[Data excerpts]
────────────────

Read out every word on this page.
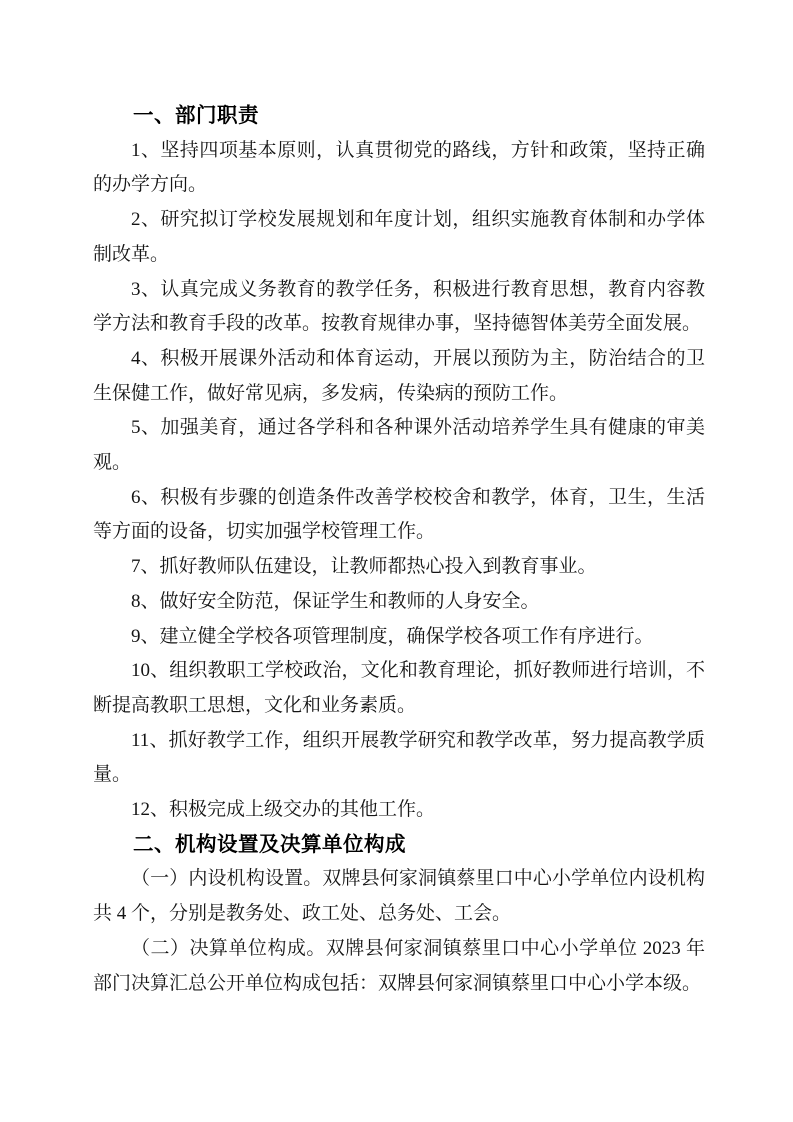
一、部门职责

1、坚持四项基本原则，认真贯彻党的路线，方针和政策，坚持正确的办学方向。

2、研究拟订学校发展规划和年度计划，组织实施教育体制和办学体制改革。

3、认真完成义务教育的教学任务，积极进行教育思想，教育内容教学方法和教育手段的改革。按教育规律办事，坚持德智体美劳全面发展。

4、积极开展课外活动和体育运动，开展以预防为主，防治结合的卫生保健工作，做好常见病，多发病，传染病的预防工作。

5、加强美育，通过各学科和各种课外活动培养学生具有健康的审美观。

6、积极有步骤的创造条件改善学校校舍和教学，体育，卫生，生活等方面的设备，切实加强学校管理工作。

7、抓好教师队伍建设，让教师都热心投入到教育事业。

8、做好安全防范，保证学生和教师的人身安全。

9、建立健全学校各项管理制度，确保学校各项工作有序进行。

10、组织教职工学校政治，文化和教育理论，抓好教师进行培训，不断提高教职工思想，文化和业务素质。

11、抓好教学工作，组织开展教学研究和教学改革，努力提高教学质量。

12、积极完成上级交办的其他工作。

二、机构设置及决算单位构成

（一）内设机构设置。双牌县何家洞镇蔡里口中心小学单位内设机构共 4 个，分别是教务处、政工处、总务处、工会。

（二）决算单位构成。双牌县何家洞镇蔡里口中心小学单位 2023 年部门决算汇总公开单位构成包括：双牌县何家洞镇蔡里口中心小学本级。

────────────────

* [Work required] Repeat the records in full, exactly as they appear, without the pictures.

* [Written solution]
Read out every word on this page.
一、部门职责

1、坚持四项基本原则，认真贯彻党的路线，方针和政策，坚持正确的办学方向。

2、研究拟订学校发展规划和年度计划，组织实施教育体制和办学体制改革。

3、认真完成义务教育的教学任务，积极进行教育思想，教育内容教学方法和教育手段的改革。按教育规律办事，坚持德智体美劳全面发展。

4、积极开展课外活动和体育运动，开展以预防为主，防治结合的卫生保健工作，做好常见病，多发病，传染病的预防工作。

5、加强美育，通过各学科和各种课外活动培养学生具有健康的审美观。

6、积极有步骤的创造条件改善学校校舍和教学，体育，卫生，生活等方面的设备，切实加强学校管理工作。

7、抓好教师队伍建设，让教师都热心投入到教育事业。

8、做好安全防范，保证学生和教师的人身安全。

9、建立健全学校各项管理制度，确保学校各项工作有序进行。

10、组织教职工学校政治，文化和教育理论，抓好教师进行培训，不断提高教职工思想，文化和业务素质。

11、抓好教学工作，组织开展教学研究和教学改革，努力提高教学质量。

12、积极完成上级交办的其他工作。

二、机构设置及决算单位构成

（一）内设机构设置。双牌县何家洞镇蔡里口中心小学单位内设机构共 4 个，分别是教务处、政工处、总务处、工会。

（二）决算单位构成。双牌县何家洞镇蔡里口中心小学单位 2023 年部门决算汇总公开单位构成包括：双牌县何家洞镇蔡里口中心小学本级。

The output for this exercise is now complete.